*Brief:* Will you extract the entries word for word? Images should not appear in the copy.

*Data excerpts:*
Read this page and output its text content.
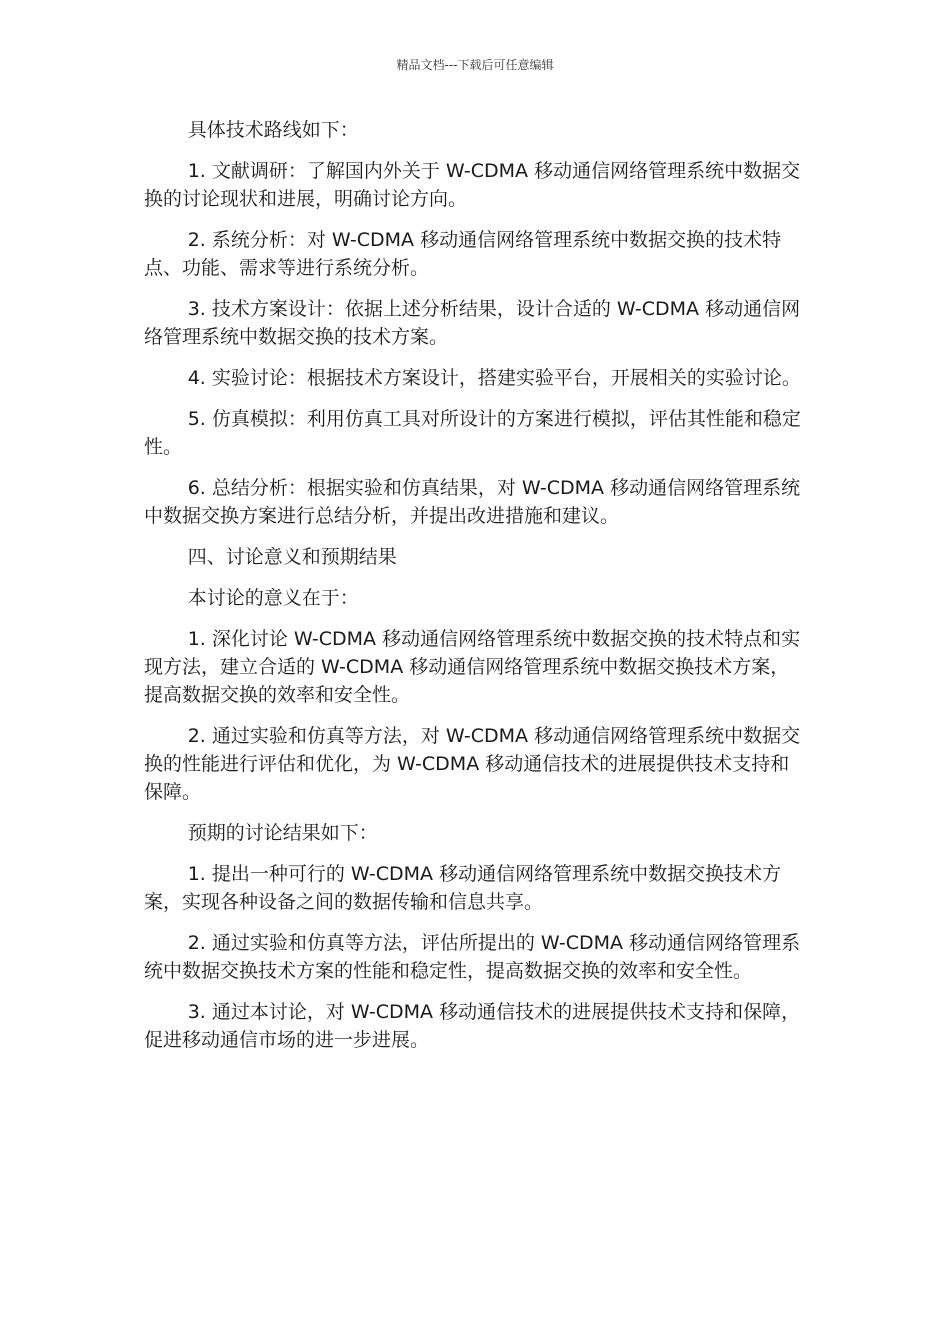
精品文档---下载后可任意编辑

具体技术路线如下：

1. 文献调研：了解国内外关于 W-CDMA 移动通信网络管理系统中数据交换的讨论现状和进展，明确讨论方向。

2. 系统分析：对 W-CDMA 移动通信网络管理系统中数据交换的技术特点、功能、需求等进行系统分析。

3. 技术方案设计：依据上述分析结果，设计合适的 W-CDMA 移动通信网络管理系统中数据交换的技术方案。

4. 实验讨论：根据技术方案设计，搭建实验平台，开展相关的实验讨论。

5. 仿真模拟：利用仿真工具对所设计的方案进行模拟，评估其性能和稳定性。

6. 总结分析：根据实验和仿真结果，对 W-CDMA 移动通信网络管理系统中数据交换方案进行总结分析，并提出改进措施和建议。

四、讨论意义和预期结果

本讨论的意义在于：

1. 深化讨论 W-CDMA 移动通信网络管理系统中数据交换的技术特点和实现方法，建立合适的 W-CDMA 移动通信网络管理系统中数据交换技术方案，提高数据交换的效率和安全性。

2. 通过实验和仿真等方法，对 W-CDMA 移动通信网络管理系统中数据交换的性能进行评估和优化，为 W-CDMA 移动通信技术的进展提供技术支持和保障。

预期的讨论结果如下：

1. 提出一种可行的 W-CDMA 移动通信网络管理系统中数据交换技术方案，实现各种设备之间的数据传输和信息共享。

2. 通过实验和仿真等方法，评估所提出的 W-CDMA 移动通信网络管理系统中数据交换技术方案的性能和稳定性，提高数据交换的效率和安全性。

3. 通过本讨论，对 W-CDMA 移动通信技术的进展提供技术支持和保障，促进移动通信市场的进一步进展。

*Output for this exercise:*
Read this page and output its text content.
精品文档---下载后可任意编辑

具体技术路线如下：

1. 文献调研：了解国内外关于 W-CDMA 移动通信网络管理系统中数据交换的讨论现状和进展，明确讨论方向。

2. 系统分析：对 W-CDMA 移动通信网络管理系统中数据交换的技术特点、功能、需求等进行系统分析。

3. 技术方案设计：依据上述分析结果，设计合适的 W-CDMA 移动通信网络管理系统中数据交换的技术方案。

4. 实验讨论：根据技术方案设计，搭建实验平台，开展相关的实验讨论。

5. 仿真模拟：利用仿真工具对所设计的方案进行模拟，评估其性能和稳定性。

6. 总结分析：根据实验和仿真结果，对 W-CDMA 移动通信网络管理系统中数据交换方案进行总结分析，并提出改进措施和建议。

四、讨论意义和预期结果

本讨论的意义在于：

1. 深化讨论 W-CDMA 移动通信网络管理系统中数据交换的技术特点和实现方法，建立合适的 W-CDMA 移动通信网络管理系统中数据交换技术方案，提高数据交换的效率和安全性。

2. 通过实验和仿真等方法，对 W-CDMA 移动通信网络管理系统中数据交换的性能进行评估和优化，为 W-CDMA 移动通信技术的进展提供技术支持和保障。

预期的讨论结果如下：

1. 提出一种可行的 W-CDMA 移动通信网络管理系统中数据交换技术方案，实现各种设备之间的数据传输和信息共享。

2. 通过实验和仿真等方法，评估所提出的 W-CDMA 移动通信网络管理系统中数据交换技术方案的性能和稳定性，提高数据交换的效率和安全性。

3. 通过本讨论，对 W-CDMA 移动通信技术的进展提供技术支持和保障，促进移动通信市场的进一步进展。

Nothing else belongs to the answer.